§ **WHAT TO WORK ON**: From the entries below, count every line that contains the word "عارف". Please give the number and nothing else.

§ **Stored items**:
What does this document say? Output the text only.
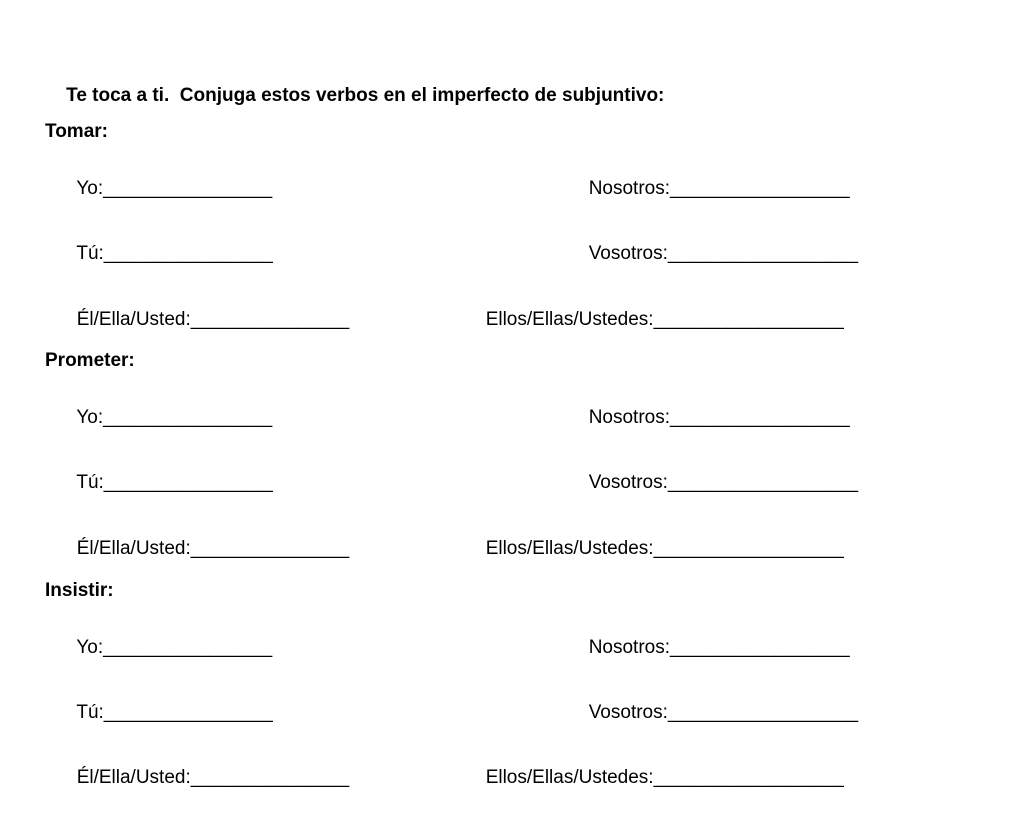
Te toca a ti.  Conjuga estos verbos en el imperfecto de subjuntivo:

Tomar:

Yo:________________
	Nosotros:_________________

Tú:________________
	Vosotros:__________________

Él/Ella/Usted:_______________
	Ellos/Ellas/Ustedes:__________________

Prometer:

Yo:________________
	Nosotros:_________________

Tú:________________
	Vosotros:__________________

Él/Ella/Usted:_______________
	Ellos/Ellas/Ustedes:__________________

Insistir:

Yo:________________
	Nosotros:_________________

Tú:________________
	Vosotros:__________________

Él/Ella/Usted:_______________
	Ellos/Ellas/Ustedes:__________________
* * *
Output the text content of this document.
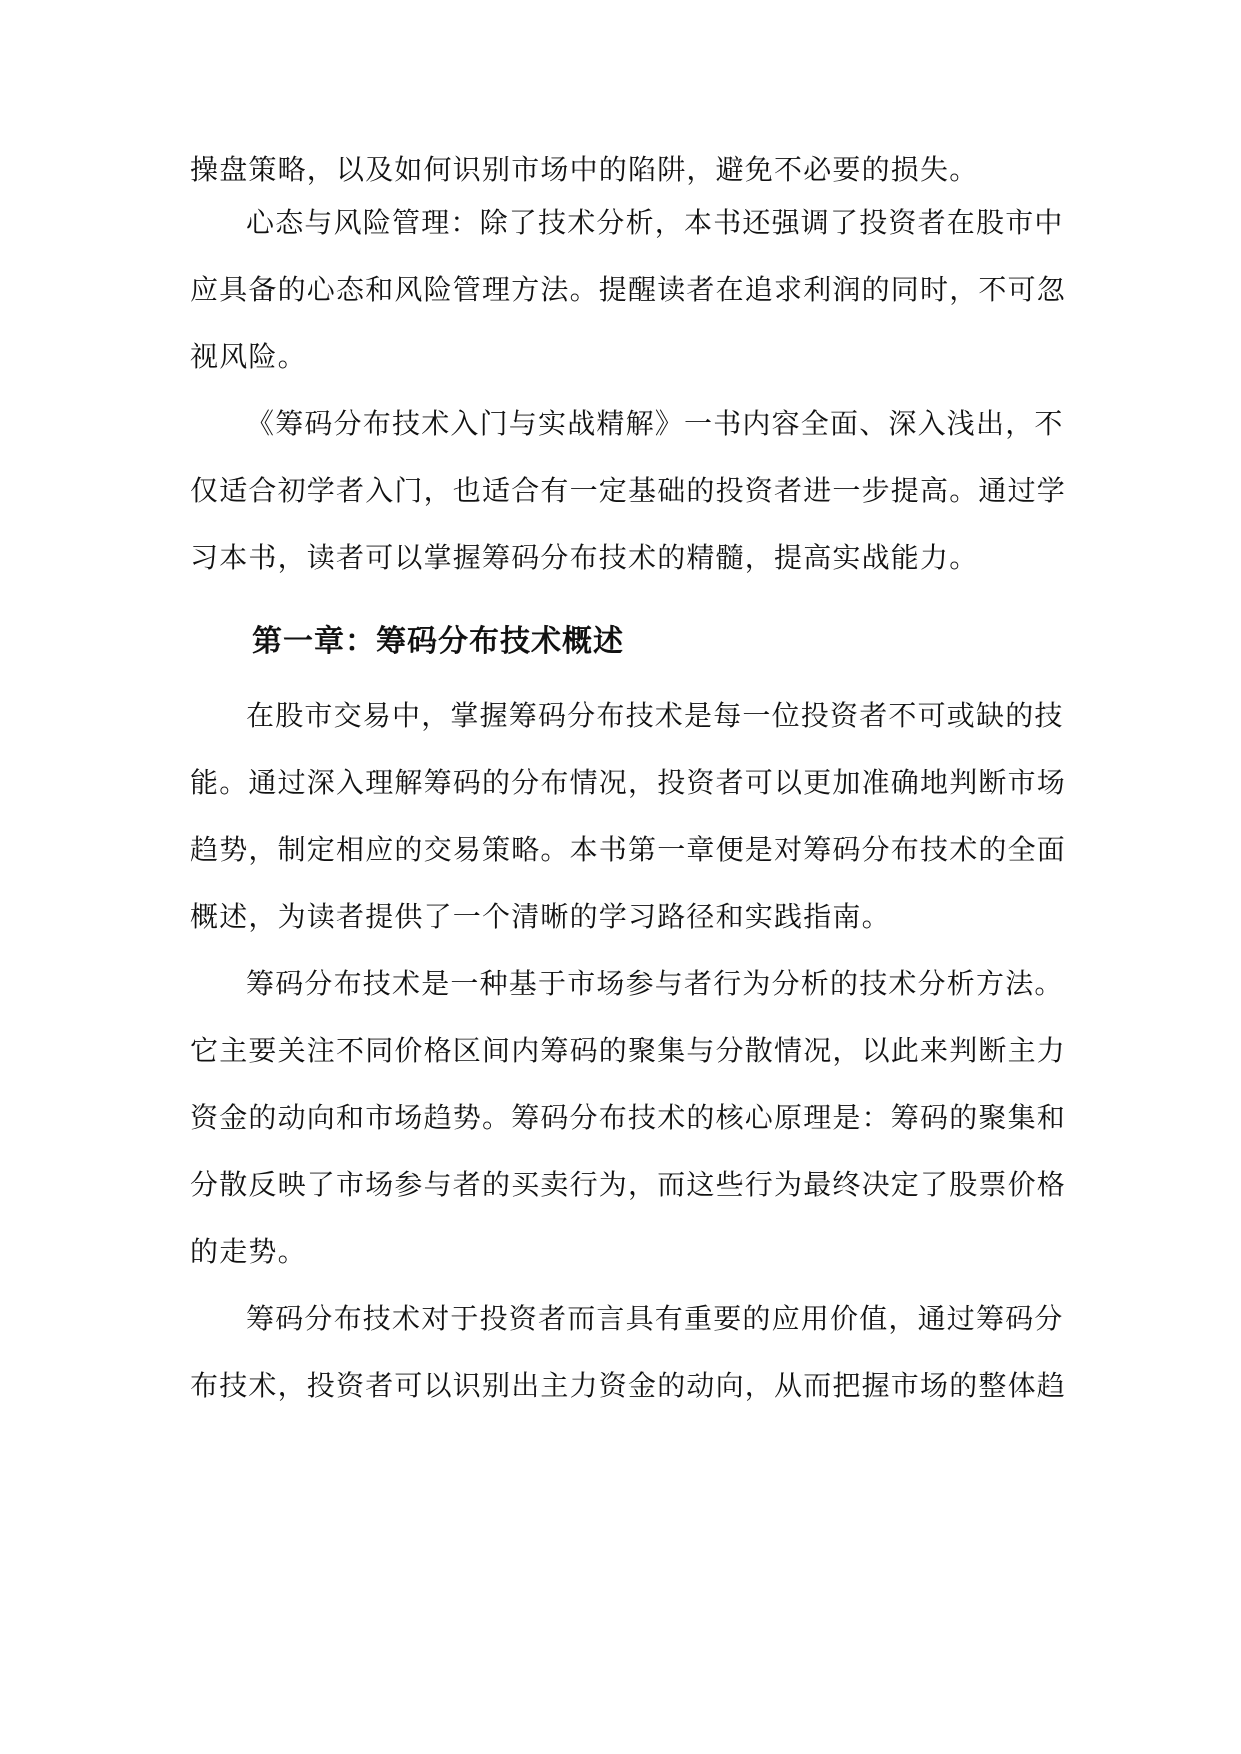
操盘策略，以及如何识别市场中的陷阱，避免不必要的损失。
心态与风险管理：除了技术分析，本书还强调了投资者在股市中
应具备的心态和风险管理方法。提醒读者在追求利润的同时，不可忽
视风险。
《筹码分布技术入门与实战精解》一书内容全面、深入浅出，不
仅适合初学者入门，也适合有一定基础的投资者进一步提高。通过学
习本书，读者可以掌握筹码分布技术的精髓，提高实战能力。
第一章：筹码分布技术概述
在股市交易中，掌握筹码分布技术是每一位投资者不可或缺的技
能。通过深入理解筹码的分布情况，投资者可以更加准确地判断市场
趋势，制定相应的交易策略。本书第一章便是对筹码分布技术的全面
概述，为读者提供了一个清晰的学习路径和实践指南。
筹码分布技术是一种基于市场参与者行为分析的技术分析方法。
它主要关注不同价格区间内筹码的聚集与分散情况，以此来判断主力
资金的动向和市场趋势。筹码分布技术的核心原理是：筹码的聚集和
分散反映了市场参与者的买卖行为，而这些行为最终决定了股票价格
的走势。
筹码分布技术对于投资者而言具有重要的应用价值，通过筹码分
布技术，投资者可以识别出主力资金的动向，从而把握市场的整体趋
---
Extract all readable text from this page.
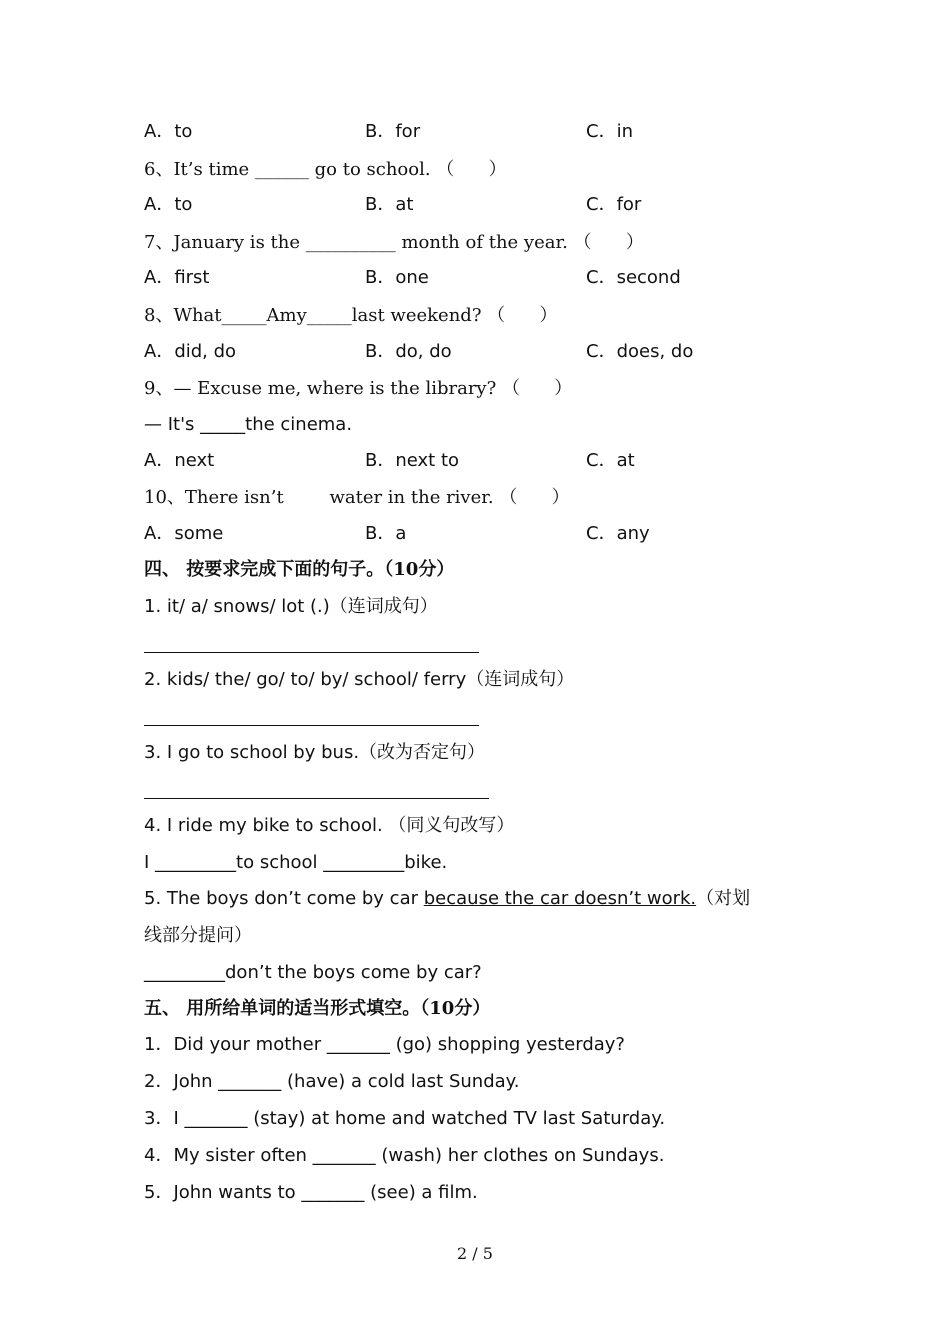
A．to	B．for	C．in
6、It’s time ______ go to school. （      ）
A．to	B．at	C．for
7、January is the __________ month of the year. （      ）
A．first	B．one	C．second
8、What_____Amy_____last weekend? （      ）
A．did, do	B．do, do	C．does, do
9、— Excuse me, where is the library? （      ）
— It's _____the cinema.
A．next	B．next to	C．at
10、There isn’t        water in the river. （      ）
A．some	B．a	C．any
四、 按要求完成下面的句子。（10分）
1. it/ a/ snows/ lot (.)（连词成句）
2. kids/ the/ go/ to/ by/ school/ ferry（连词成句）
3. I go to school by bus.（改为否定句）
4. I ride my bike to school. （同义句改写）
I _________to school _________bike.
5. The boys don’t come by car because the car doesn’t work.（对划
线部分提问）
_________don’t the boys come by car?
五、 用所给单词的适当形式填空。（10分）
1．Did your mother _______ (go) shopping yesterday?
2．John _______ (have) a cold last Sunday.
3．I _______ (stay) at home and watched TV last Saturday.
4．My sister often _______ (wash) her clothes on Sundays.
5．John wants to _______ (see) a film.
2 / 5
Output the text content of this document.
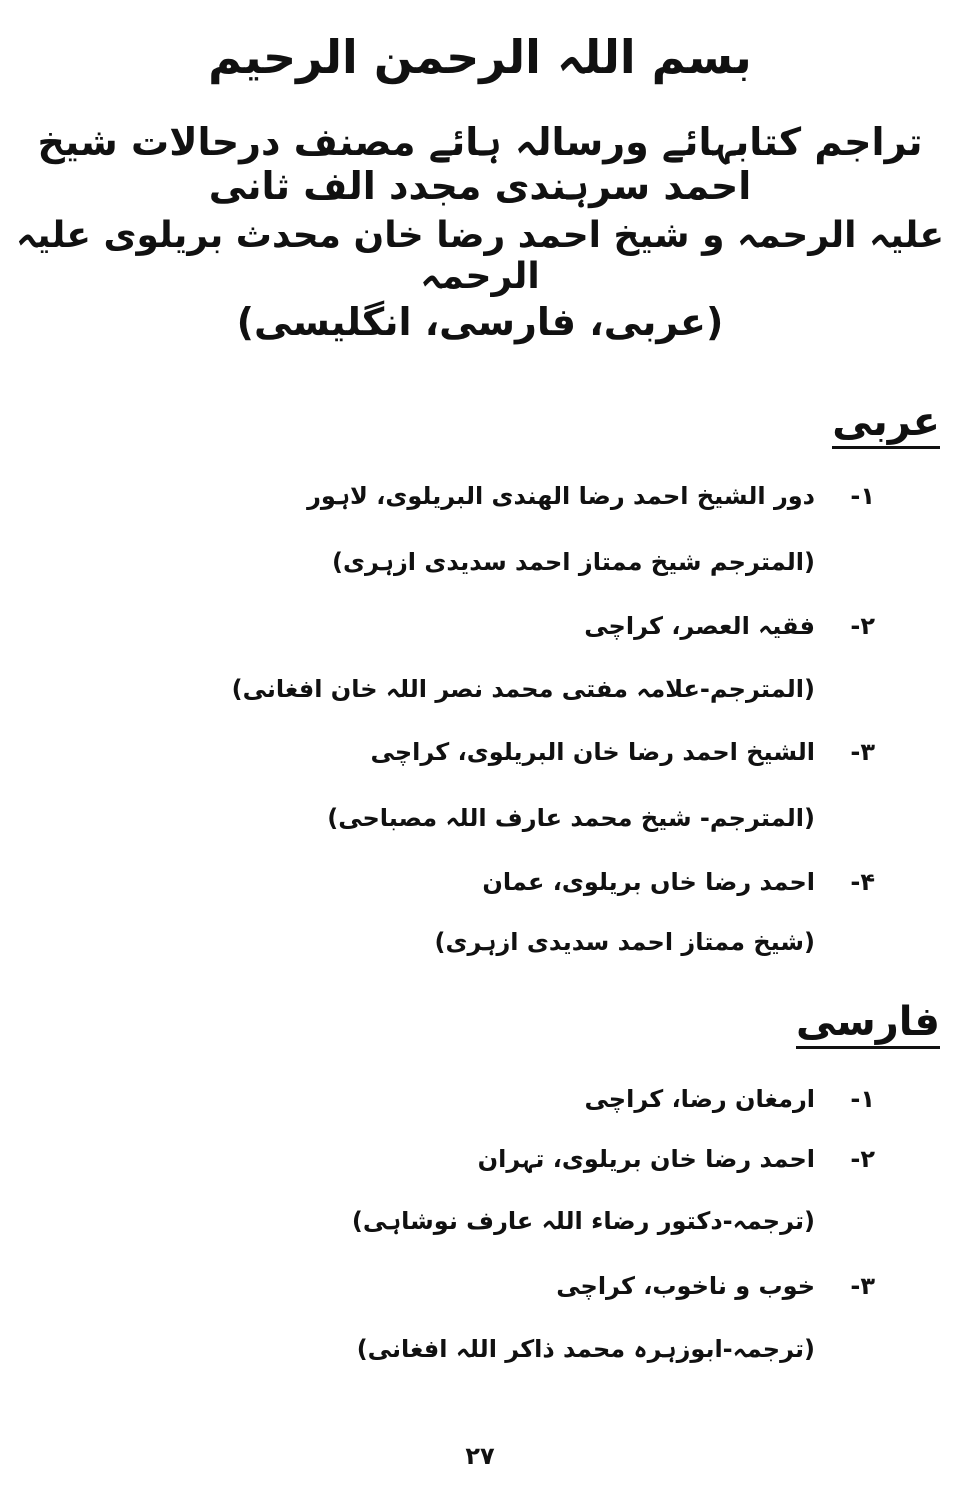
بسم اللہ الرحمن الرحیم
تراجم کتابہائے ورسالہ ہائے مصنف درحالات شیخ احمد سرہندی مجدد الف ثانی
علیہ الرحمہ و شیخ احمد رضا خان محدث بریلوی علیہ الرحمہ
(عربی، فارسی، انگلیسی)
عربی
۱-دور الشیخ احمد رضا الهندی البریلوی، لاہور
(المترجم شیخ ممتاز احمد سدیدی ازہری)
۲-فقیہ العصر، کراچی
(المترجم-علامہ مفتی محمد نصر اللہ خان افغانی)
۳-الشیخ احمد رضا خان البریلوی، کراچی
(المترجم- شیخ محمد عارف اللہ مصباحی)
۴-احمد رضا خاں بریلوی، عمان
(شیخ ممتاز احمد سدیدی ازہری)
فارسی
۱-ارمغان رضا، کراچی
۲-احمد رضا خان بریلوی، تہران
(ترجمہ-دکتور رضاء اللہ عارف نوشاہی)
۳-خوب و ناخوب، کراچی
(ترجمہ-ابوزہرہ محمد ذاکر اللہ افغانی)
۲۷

§ **OUTPUT OF THE EXERCISE**: 2